What is needed: All the data should be repeated exactly. Any image in it is left out.

_ _ _ _

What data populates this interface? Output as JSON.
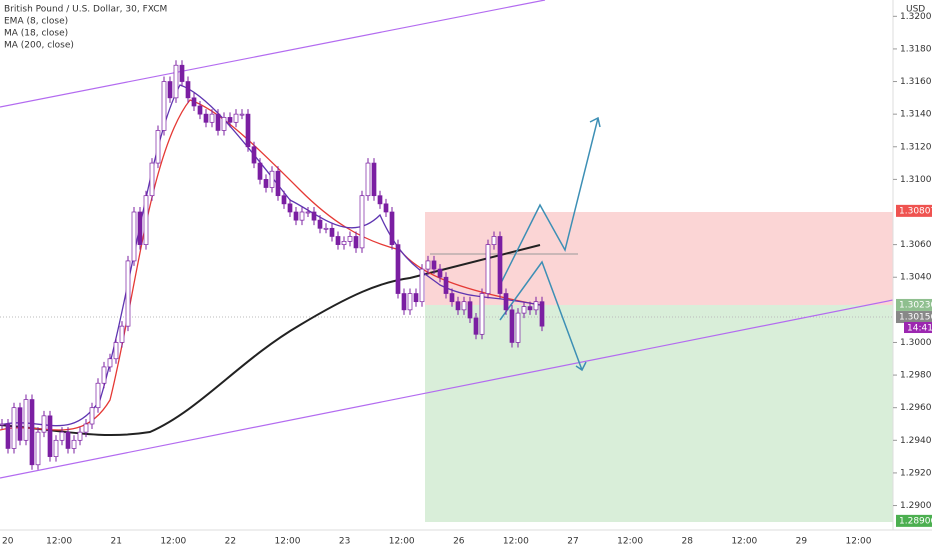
{
  "header": {
    "symbol": "British Pound / U.S. Dollar, 30, FXCM",
    "indicators": [
      "EMA (8, close)",
      "MA (18, close)",
      "MA (200, close)"
    ]
  },
  "price_axis": {
    "currency": "USD",
    "range": [
      1.2885,
      1.321
    ],
    "ticks": [
      {
        "value": 1.32,
        "label": "1.32000"
      },
      {
        "value": 1.318,
        "label": "1.31800"
      },
      {
        "value": 1.316,
        "label": "1.31600"
      },
      {
        "value": 1.314,
        "label": "1.31400"
      },
      {
        "value": 1.312,
        "label": "1.31200"
      },
      {
        "value": 1.31,
        "label": "1.31000"
      },
      {
        "value": 1.306,
        "label": "1.30600"
      },
      {
        "value": 1.304,
        "label": "1.30400"
      },
      {
        "value": 1.3,
        "label": "1.30000"
      },
      {
        "value": 1.298,
        "label": "1.29800"
      },
      {
        "value": 1.296,
        "label": "1.29600"
      },
      {
        "value": 1.294,
        "label": "1.29400"
      },
      {
        "value": 1.292,
        "label": "1.29200"
      },
      {
        "value": 1.29,
        "label": "1.29000"
      }
    ],
    "tags": [
      {
        "value": 1.30807,
        "label": "1.30807",
        "color": "#ef5350"
      },
      {
        "value": 1.3023,
        "label": "1.30230",
        "color": "#8fbf8f"
      },
      {
        "value": 1.30156,
        "label": "1.30156",
        "color": "#888888"
      },
      {
        "value": 1.28906,
        "label": "1.28906",
        "color": "#4caf50"
      }
    ],
    "countdown": "14:41"
  },
  "time_axis": {
    "labels": [
      "20",
      "12:00",
      "21",
      "12:00",
      "22",
      "12:00",
      "23",
      "12:00",
      "26",
      "12:00",
      "27",
      "12:00",
      "28",
      "12:00",
      "29",
      "12:00"
    ]
  },
  "prices": {
    "closes": [
      1.295,
      1.2935,
      1.296,
      1.294,
      1.2965,
      1.2925,
      1.2945,
      1.2955,
      1.293,
      1.294,
      1.2945,
      1.2935,
      1.294,
      1.2945,
      1.295,
      1.296,
      1.2975,
      1.2985,
      1.299,
      1.3,
      1.301,
      1.305,
      1.308,
      1.306,
      1.309,
      1.311,
      1.313,
      1.316,
      1.315,
      1.317,
      1.316,
      1.315,
      1.3145,
      1.314,
      1.3135,
      1.314,
      1.313,
      1.3138,
      1.3135,
      1.314,
      1.314,
      1.312,
      1.311,
      1.31,
      1.3095,
      1.3105,
      1.309,
      1.3085,
      1.308,
      1.3075,
      1.308,
      1.308,
      1.3075,
      1.307,
      1.307,
      1.3065,
      1.306,
      1.3062,
      1.3065,
      1.3058,
      1.309,
      1.311,
      1.309,
      1.3085,
      1.308,
      1.306,
      1.303,
      1.302,
      1.303,
      1.3025,
      1.3045,
      1.305,
      1.3045,
      1.304,
      1.303,
      1.3025,
      1.302,
      1.3025,
      1.3015,
      1.3005,
      1.303,
      1.306,
      1.3065,
      1.303,
      1.302,
      1.3,
      1.3018,
      1.3022,
      1.302,
      1.3025,
      1.301
    ]
  }
}
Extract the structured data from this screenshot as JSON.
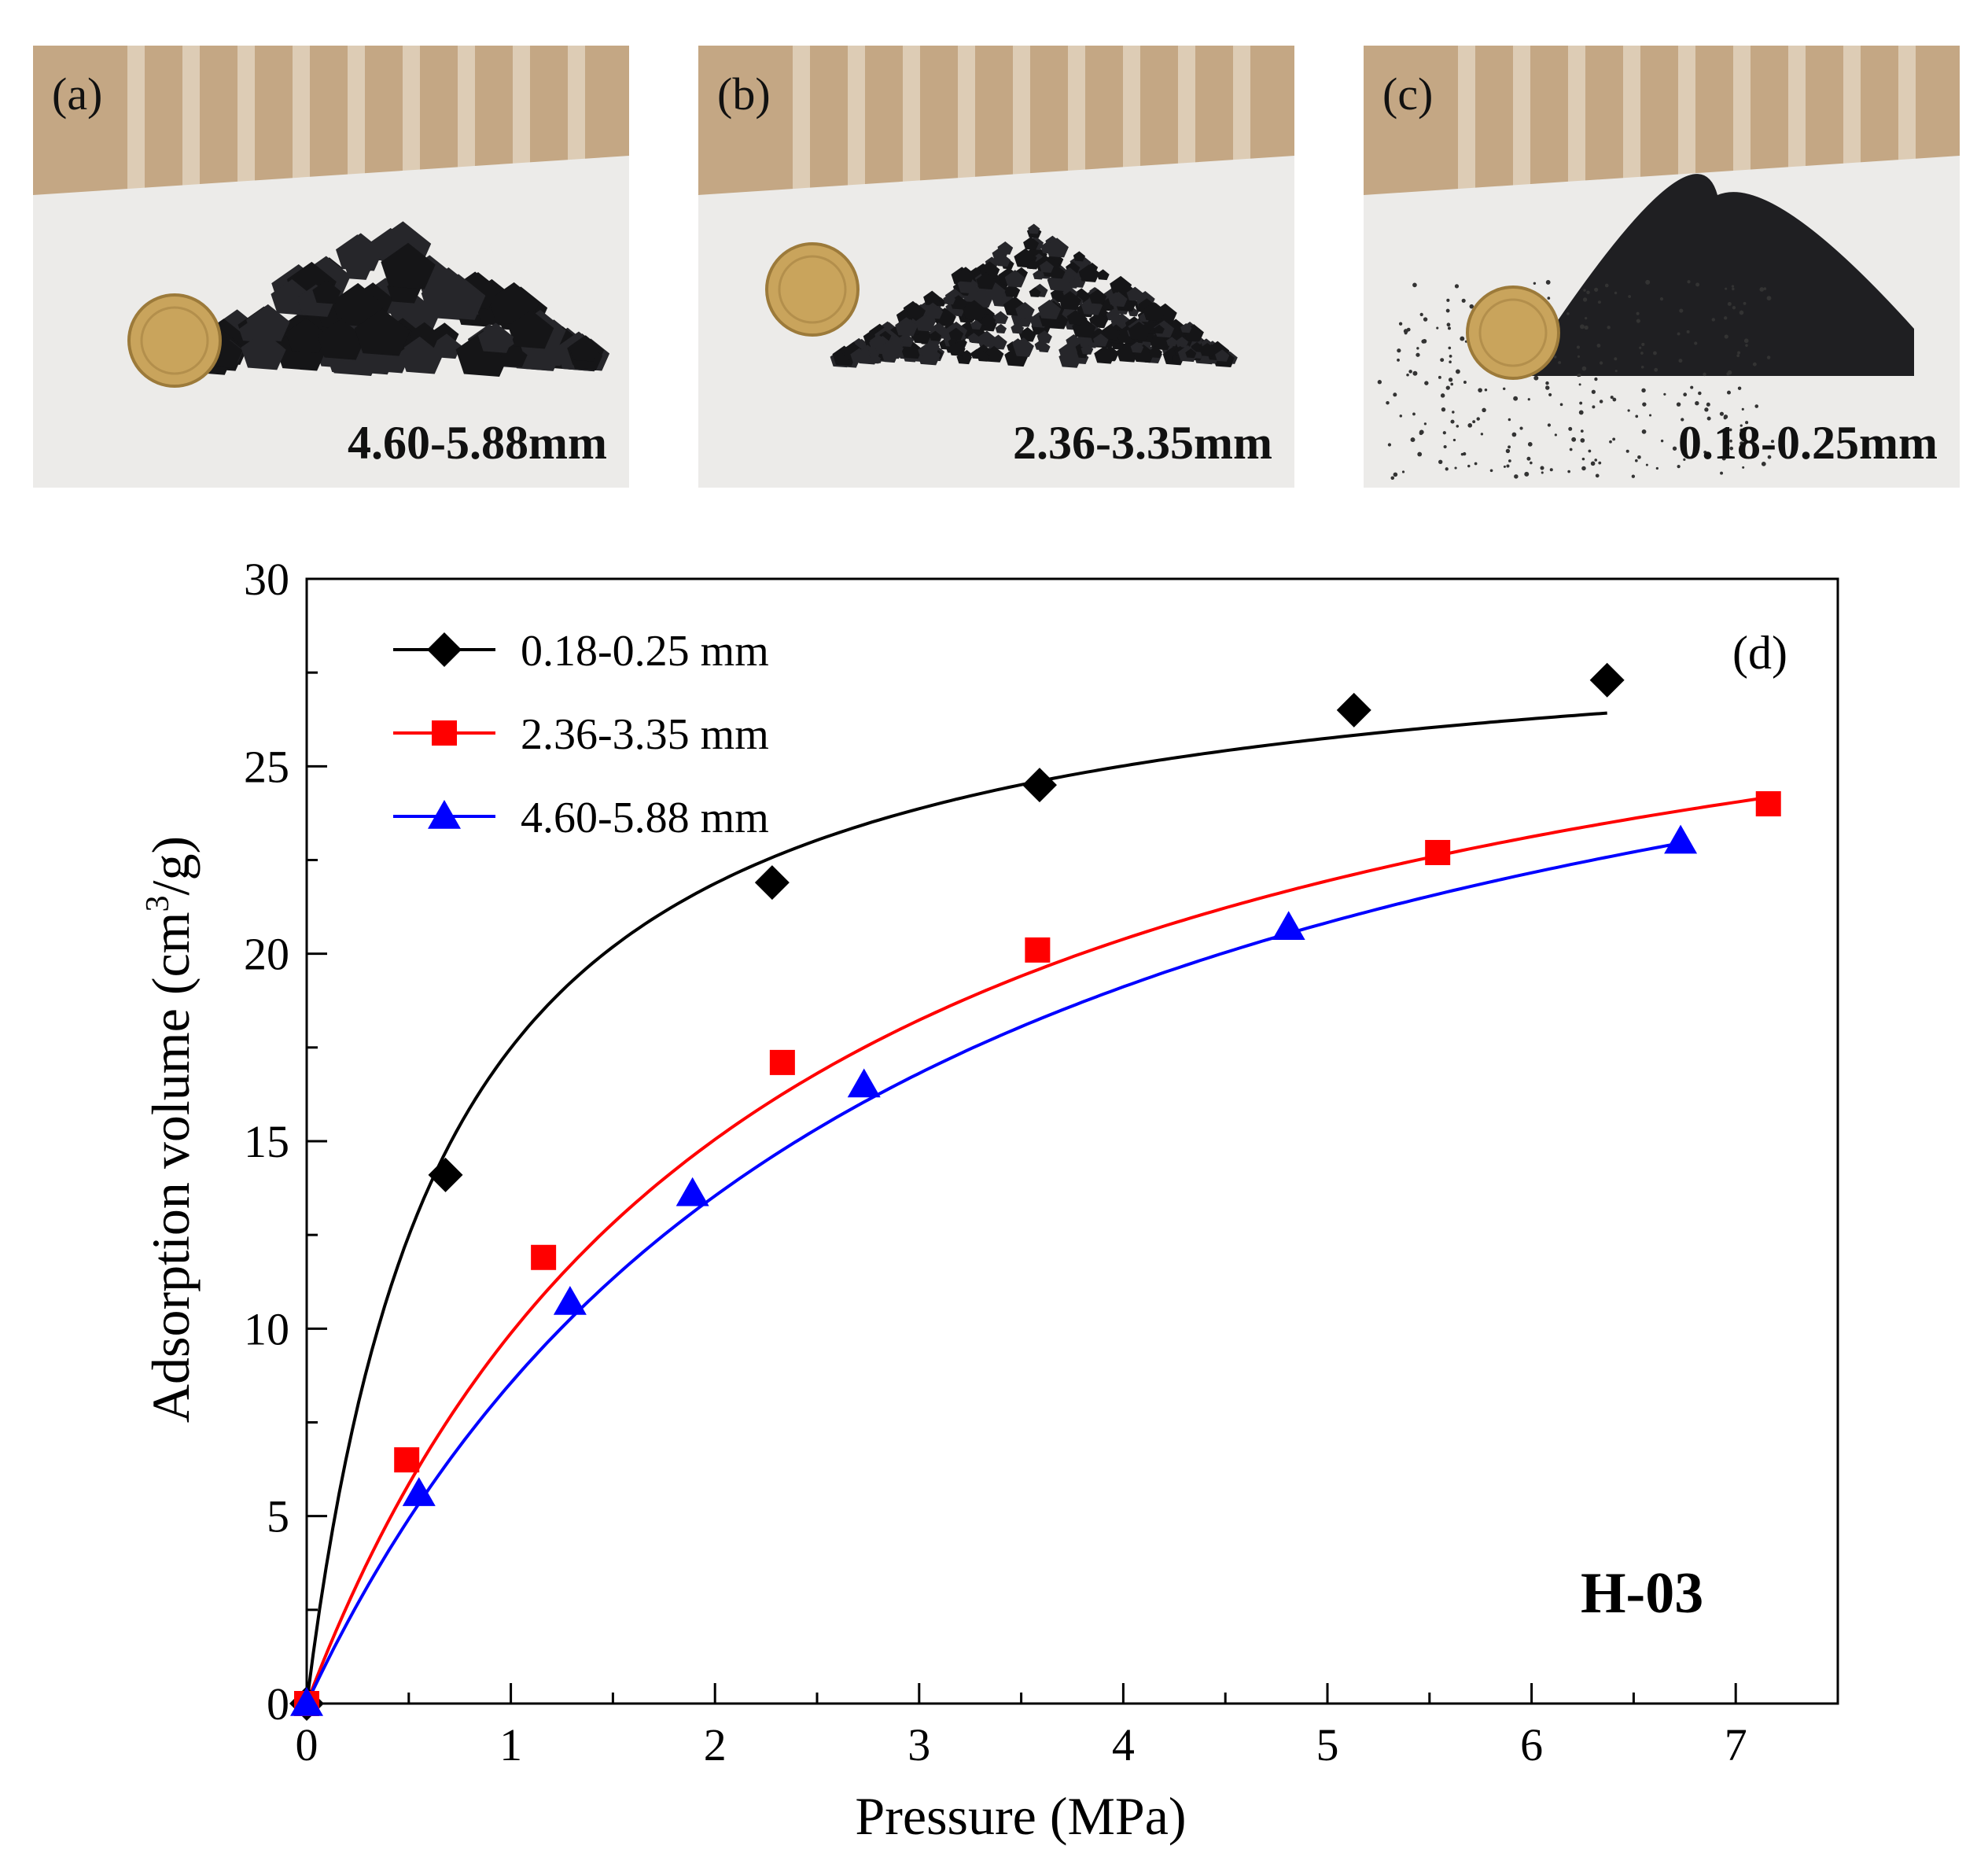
{
  "photos": [
    {
      "letter": "(a)",
      "caption": "4.60-5.88mm",
      "size": "coarse"
    },
    {
      "letter": "(b)",
      "caption": "2.36-3.35mm",
      "size": "medium"
    },
    {
      "letter": "(c)",
      "caption": "0.18-0.25mm",
      "size": "fine"
    }
  ],
  "chart_data": {
    "type": "scatter",
    "panel_label": "(d)",
    "sample_label": "H-03",
    "xlabel": "Pressure (MPa)",
    "ylabel_main": "Adsorption volume  (cm",
    "ylabel_sup": "3",
    "ylabel_end": "/g)",
    "xlim": [
      0,
      7.5
    ],
    "ylim": [
      0,
      30
    ],
    "xticks": [
      0,
      1,
      2,
      3,
      4,
      5,
      6,
      7
    ],
    "yticks": [
      0,
      5,
      10,
      15,
      20,
      25,
      30
    ],
    "legend_position": "top-left",
    "grid": false,
    "fit": "langmuir",
    "series": [
      {
        "name": "0.18-0.25 mm",
        "color": "#000000",
        "marker": "diamond",
        "x": [
          0,
          0.68,
          2.28,
          3.59,
          5.13,
          6.37
        ],
        "y": [
          0,
          14.1,
          21.9,
          24.5,
          26.5,
          27.3
        ],
        "fit_VL": 29.2,
        "fit_PL": 0.67,
        "fit_xmax": 6.37
      },
      {
        "name": "2.36-3.35 mm",
        "color": "#ff0000",
        "marker": "square",
        "x": [
          0,
          0.49,
          1.16,
          2.33,
          3.58,
          5.54,
          7.16
        ],
        "y": [
          0,
          6.5,
          11.9,
          17.1,
          20.1,
          22.7,
          24.0
        ],
        "fit_VL": 31.6,
        "fit_PL": 2.2,
        "fit_xmax": 7.16
      },
      {
        "name": "4.60-5.88 mm",
        "color": "#0000ff",
        "marker": "triangle",
        "x": [
          0,
          0.55,
          1.29,
          1.89,
          2.73,
          4.81,
          6.73
        ],
        "y": [
          0,
          5.6,
          10.7,
          13.6,
          16.5,
          20.7,
          23.0
        ],
        "fit_VL": 32.5,
        "fit_PL": 2.8,
        "fit_xmax": 6.73
      }
    ]
  }
}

_ _ _ _

Solution to the exercise:
What data populates this interface? Output as JSON.
{
  "header": {
    "symbol": "British Pound / U.S. Dollar, 30, FXCM",
    "indicators": [
      "EMA (8, close)",
      "MA (18, close)",
      "MA (200, close)"
    ]
  },
  "price_axis": {
    "currency": "USD",
    "range": [
      1.2885,
      1.321
    ],
    "ticks": [
      {
        "value": 1.32,
        "label": "1.32000"
      },
      {
        "value": 1.318,
        "label": "1.31800"
      },
      {
        "value": 1.316,
        "label": "1.31600"
      },
      {
        "value": 1.314,
        "label": "1.31400"
      },
      {
        "value": 1.312,
        "label": "1.31200"
      },
      {
        "value": 1.31,
        "label": "1.31000"
      },
      {
        "value": 1.306,
        "label": "1.30600"
      },
      {
        "value": 1.304,
        "label": "1.30400"
      },
      {
        "value": 1.3,
        "label": "1.30000"
      },
      {
        "value": 1.298,
        "label": "1.29800"
      },
      {
        "value": 1.296,
        "label": "1.29600"
      },
      {
        "value": 1.294,
        "label": "1.29400"
      },
      {
        "value": 1.292,
        "label": "1.29200"
      },
      {
        "value": 1.29,
        "label": "1.29000"
      }
    ],
    "tags": [
      {
        "value": 1.30807,
        "label": "1.30807",
        "color": "#ef5350"
      },
      {
        "value": 1.3023,
        "label": "1.30230",
        "color": "#8fbf8f"
      },
      {
        "value": 1.30156,
        "label": "1.30156",
        "color": "#888888"
      },
      {
        "value": 1.28906,
        "label": "1.28906",
        "color": "#4caf50"
      }
    ],
    "countdown": "14:41"
  },
  "time_axis": {
    "labels": [
      "20",
      "12:00",
      "21",
      "12:00",
      "22",
      "12:00",
      "23",
      "12:00",
      "26",
      "12:00",
      "27",
      "12:00",
      "28",
      "12:00",
      "29",
      "12:00"
    ]
  },
  "prices": {
    "closes": [
      1.295,
      1.2935,
      1.296,
      1.294,
      1.2965,
      1.2925,
      1.2945,
      1.2955,
      1.293,
      1.294,
      1.2945,
      1.2935,
      1.294,
      1.2945,
      1.295,
      1.296,
      1.2975,
      1.2985,
      1.299,
      1.3,
      1.301,
      1.305,
      1.308,
      1.306,
      1.309,
      1.311,
      1.313,
      1.316,
      1.315,
      1.317,
      1.316,
      1.315,
      1.3145,
      1.314,
      1.3135,
      1.314,
      1.313,
      1.3138,
      1.3135,
      1.314,
      1.314,
      1.312,
      1.311,
      1.31,
      1.3095,
      1.3105,
      1.309,
      1.3085,
      1.308,
      1.3075,
      1.308,
      1.308,
      1.3075,
      1.307,
      1.307,
      1.3065,
      1.306,
      1.3062,
      1.3065,
      1.3058,
      1.309,
      1.311,
      1.309,
      1.3085,
      1.308,
      1.306,
      1.303,
      1.302,
      1.303,
      1.3025,
      1.3045,
      1.305,
      1.3045,
      1.304,
      1.303,
      1.3025,
      1.302,
      1.3025,
      1.3015,
      1.3005,
      1.303,
      1.306,
      1.3065,
      1.303,
      1.302,
      1.3,
      1.3018,
      1.3022,
      1.302,
      1.3025,
      1.301
    ]
  }
}
Extract the structured data from this screenshot as JSON.
{
  "photos": [
    {
      "letter": "(a)",
      "caption": "4.60-5.88mm",
      "size": "coarse"
    },
    {
      "letter": "(b)",
      "caption": "2.36-3.35mm",
      "size": "medium"
    },
    {
      "letter": "(c)",
      "caption": "0.18-0.25mm",
      "size": "fine"
    }
  ],
  "chart_data": {
    "type": "scatter",
    "panel_label": "(d)",
    "sample_label": "H-03",
    "xlabel": "Pressure (MPa)",
    "ylabel_main": "Adsorption volume  (cm",
    "ylabel_sup": "3",
    "ylabel_end": "/g)",
    "xlim": [
      0,
      7.5
    ],
    "ylim": [
      0,
      30
    ],
    "xticks": [
      0,
      1,
      2,
      3,
      4,
      5,
      6,
      7
    ],
    "yticks": [
      0,
      5,
      10,
      15,
      20,
      25,
      30
    ],
    "legend_position": "top-left",
    "grid": false,
    "fit": "langmuir",
    "series": [
      {
        "name": "0.18-0.25 mm",
        "color": "#000000",
        "marker": "diamond",
        "x": [
          0,
          0.68,
          2.28,
          3.59,
          5.13,
          6.37
        ],
        "y": [
          0,
          14.1,
          21.9,
          24.5,
          26.5,
          27.3
        ],
        "fit_VL": 29.2,
        "fit_PL": 0.67,
        "fit_xmax": 6.37
      },
      {
        "name": "2.36-3.35 mm",
        "color": "#ff0000",
        "marker": "square",
        "x": [
          0,
          0.49,
          1.16,
          2.33,
          3.58,
          5.54,
          7.16
        ],
        "y": [
          0,
          6.5,
          11.9,
          17.1,
          20.1,
          22.7,
          24.0
        ],
        "fit_VL": 31.6,
        "fit_PL": 2.2,
        "fit_xmax": 7.16
      },
      {
        "name": "4.60-5.88 mm",
        "color": "#0000ff",
        "marker": "triangle",
        "x": [
          0,
          0.55,
          1.29,
          1.89,
          2.73,
          4.81,
          6.73
        ],
        "y": [
          0,
          5.6,
          10.7,
          13.6,
          16.5,
          20.7,
          23.0
        ],
        "fit_VL": 32.5,
        "fit_PL": 2.8,
        "fit_xmax": 6.73
      }
    ]
  }
}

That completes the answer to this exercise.